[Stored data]

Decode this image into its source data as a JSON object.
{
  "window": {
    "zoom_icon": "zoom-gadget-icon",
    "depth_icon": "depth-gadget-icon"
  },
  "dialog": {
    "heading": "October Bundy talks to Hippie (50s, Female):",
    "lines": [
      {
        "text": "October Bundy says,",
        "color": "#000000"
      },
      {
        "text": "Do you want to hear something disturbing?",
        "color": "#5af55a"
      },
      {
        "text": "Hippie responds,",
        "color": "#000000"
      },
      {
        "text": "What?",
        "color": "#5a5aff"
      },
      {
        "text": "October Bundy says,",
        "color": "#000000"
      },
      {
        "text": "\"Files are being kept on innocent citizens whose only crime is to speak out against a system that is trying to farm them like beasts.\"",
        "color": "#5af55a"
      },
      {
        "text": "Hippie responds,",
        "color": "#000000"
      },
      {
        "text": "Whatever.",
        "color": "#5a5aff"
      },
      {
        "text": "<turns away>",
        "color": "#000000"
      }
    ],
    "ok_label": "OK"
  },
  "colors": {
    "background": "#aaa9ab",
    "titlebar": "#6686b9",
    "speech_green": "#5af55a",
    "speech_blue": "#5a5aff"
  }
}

Problem details: Without leaving anything out, quote all the data.

Correct output:
Decode this image into its source data as a JSON object.
{
  "window": {
    "zoom_icon": "zoom-gadget-icon",
    "depth_icon": "depth-gadget-icon"
  },
  "dialog": {
    "heading": "October Bundy talks to Hippie (50s, Female):",
    "lines": [
      {
        "text": "October Bundy says,",
        "color": "#000000"
      },
      {
        "text": "Do you want to hear something disturbing?",
        "color": "#5af55a"
      },
      {
        "text": "Hippie responds,",
        "color": "#000000"
      },
      {
        "text": "What?",
        "color": "#5a5aff"
      },
      {
        "text": "October Bundy says,",
        "color": "#000000"
      },
      {
        "text": "\"Files are being kept on innocent citizens whose only crime is to speak out against a system that is trying to farm them like beasts.\"",
        "color": "#5af55a"
      },
      {
        "text": "Hippie responds,",
        "color": "#000000"
      },
      {
        "text": "Whatever.",
        "color": "#5a5aff"
      },
      {
        "text": "<turns away>",
        "color": "#000000"
      }
    ],
    "ok_label": "OK"
  },
  "colors": {
    "background": "#aaa9ab",
    "titlebar": "#6686b9",
    "speech_green": "#5af55a",
    "speech_blue": "#5a5aff"
  }
}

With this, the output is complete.